> **Task to complete**
Identify and reproduce every line holding the string "items".
------ Information shown
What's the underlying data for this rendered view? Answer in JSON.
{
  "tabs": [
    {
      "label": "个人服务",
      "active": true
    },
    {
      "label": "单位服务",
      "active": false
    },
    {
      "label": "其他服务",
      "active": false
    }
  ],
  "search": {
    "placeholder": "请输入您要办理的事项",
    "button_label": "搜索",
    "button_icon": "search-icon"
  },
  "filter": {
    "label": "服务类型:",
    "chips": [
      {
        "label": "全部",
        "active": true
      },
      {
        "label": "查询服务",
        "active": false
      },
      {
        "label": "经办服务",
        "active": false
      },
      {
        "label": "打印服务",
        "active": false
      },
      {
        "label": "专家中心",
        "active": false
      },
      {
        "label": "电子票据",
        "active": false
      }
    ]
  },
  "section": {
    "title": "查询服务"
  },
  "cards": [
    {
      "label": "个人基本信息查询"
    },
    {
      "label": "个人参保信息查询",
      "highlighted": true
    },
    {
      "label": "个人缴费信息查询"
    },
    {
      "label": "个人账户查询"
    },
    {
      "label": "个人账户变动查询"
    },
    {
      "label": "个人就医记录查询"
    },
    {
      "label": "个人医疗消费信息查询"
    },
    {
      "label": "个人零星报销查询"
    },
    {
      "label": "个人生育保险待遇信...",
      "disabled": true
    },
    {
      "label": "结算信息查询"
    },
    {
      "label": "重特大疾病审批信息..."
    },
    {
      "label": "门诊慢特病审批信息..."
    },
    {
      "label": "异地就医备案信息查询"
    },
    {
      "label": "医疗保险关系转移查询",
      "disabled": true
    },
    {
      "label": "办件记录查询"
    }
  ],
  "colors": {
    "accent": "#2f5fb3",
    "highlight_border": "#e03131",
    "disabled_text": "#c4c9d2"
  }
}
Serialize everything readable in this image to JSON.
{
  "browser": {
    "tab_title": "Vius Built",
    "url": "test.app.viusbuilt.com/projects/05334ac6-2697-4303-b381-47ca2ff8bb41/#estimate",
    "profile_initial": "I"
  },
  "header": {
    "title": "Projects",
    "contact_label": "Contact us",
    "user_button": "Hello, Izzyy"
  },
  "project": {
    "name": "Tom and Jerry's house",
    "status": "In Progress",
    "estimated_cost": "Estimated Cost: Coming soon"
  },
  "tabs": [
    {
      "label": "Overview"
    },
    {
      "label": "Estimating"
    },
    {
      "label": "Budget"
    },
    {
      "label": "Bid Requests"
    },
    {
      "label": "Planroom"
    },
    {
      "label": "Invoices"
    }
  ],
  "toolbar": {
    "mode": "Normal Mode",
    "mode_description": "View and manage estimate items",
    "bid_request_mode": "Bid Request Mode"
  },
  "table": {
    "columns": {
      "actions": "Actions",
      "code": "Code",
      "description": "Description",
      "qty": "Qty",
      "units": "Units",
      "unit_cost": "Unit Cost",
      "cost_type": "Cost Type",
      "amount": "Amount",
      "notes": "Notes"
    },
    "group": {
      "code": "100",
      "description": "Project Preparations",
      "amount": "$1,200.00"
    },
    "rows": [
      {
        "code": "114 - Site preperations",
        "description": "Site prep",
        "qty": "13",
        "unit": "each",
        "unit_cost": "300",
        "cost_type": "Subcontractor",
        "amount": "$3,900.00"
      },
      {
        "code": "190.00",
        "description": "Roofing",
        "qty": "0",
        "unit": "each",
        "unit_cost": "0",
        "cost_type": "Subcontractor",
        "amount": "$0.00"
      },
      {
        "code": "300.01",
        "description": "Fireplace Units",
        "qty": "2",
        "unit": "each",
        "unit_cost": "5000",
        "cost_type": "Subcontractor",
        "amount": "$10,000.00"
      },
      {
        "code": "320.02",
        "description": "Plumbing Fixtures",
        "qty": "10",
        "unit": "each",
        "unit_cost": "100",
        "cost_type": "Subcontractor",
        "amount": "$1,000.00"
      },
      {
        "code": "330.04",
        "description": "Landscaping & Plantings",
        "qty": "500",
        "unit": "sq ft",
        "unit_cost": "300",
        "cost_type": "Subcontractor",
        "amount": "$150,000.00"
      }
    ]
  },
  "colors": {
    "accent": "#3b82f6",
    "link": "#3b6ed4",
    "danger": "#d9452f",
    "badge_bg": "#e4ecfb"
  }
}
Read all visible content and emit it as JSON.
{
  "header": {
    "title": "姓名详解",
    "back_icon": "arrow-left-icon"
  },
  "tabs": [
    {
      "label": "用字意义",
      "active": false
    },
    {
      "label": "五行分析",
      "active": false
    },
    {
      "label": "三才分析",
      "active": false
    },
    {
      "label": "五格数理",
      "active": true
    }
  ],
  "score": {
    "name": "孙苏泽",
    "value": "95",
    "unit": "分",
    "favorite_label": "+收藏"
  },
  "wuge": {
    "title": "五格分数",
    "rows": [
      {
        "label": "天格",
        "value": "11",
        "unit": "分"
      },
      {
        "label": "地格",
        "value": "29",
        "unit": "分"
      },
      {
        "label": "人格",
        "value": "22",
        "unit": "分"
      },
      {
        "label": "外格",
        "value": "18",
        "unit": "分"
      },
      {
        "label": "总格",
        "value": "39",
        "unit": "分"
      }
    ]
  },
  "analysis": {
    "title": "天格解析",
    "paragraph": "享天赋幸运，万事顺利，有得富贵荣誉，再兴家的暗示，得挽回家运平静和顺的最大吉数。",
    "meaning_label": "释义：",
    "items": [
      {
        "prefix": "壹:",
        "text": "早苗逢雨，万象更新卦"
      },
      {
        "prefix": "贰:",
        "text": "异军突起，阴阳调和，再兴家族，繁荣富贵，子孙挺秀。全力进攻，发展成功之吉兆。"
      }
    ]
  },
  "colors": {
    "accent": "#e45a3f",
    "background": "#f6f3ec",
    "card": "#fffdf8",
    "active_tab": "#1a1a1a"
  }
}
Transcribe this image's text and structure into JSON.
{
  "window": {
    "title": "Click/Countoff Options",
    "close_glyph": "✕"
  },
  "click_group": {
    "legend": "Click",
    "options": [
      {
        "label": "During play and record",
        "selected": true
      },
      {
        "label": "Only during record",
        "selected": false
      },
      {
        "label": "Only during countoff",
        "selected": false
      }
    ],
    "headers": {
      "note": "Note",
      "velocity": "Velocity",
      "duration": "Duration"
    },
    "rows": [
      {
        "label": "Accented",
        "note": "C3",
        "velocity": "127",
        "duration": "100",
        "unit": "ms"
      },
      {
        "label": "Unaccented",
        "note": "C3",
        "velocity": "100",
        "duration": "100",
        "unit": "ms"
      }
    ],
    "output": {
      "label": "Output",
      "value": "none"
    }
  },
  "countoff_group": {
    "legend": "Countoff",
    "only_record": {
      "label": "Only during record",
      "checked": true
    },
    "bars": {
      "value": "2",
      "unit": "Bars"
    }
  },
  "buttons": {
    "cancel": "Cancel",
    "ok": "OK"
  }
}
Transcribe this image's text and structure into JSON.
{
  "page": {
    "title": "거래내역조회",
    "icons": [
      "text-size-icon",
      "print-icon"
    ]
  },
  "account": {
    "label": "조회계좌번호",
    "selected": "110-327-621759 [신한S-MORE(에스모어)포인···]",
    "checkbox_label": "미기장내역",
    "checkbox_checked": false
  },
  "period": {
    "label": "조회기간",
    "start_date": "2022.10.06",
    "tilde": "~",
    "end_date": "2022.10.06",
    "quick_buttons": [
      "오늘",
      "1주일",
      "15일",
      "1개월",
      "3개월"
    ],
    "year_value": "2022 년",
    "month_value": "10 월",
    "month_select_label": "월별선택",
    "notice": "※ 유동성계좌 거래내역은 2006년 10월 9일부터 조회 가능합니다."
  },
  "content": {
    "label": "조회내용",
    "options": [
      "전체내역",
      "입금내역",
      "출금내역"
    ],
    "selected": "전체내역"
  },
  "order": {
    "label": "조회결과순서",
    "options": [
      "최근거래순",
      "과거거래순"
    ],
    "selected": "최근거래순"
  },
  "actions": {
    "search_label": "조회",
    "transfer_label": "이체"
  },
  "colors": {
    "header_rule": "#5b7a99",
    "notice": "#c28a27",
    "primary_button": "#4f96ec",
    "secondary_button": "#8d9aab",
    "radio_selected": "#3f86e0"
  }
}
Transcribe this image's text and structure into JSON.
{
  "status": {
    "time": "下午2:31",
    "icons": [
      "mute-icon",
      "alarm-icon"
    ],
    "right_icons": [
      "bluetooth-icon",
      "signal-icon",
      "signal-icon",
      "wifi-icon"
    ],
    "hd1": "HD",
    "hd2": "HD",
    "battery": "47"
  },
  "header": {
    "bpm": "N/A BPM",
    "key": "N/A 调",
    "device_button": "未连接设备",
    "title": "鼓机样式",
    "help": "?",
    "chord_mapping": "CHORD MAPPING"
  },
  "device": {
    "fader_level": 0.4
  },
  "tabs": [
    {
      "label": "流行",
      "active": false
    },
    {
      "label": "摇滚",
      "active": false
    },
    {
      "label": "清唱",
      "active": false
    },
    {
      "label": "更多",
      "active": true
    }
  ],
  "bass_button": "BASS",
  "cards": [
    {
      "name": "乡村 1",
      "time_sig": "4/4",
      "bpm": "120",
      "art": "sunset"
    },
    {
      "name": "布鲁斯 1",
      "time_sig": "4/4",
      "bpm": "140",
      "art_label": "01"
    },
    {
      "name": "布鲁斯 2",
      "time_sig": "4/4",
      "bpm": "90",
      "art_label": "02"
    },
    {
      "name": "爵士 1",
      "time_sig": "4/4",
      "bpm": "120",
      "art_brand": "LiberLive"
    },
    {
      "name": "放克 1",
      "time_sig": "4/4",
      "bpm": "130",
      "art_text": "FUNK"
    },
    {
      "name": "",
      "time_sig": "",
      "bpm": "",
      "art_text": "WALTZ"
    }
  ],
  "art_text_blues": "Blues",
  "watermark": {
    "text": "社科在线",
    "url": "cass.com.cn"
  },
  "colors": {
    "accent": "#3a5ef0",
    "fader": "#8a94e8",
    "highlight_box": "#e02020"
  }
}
------------
> **The response**
    "mode_description": "View and manage estimate items",
    "items": [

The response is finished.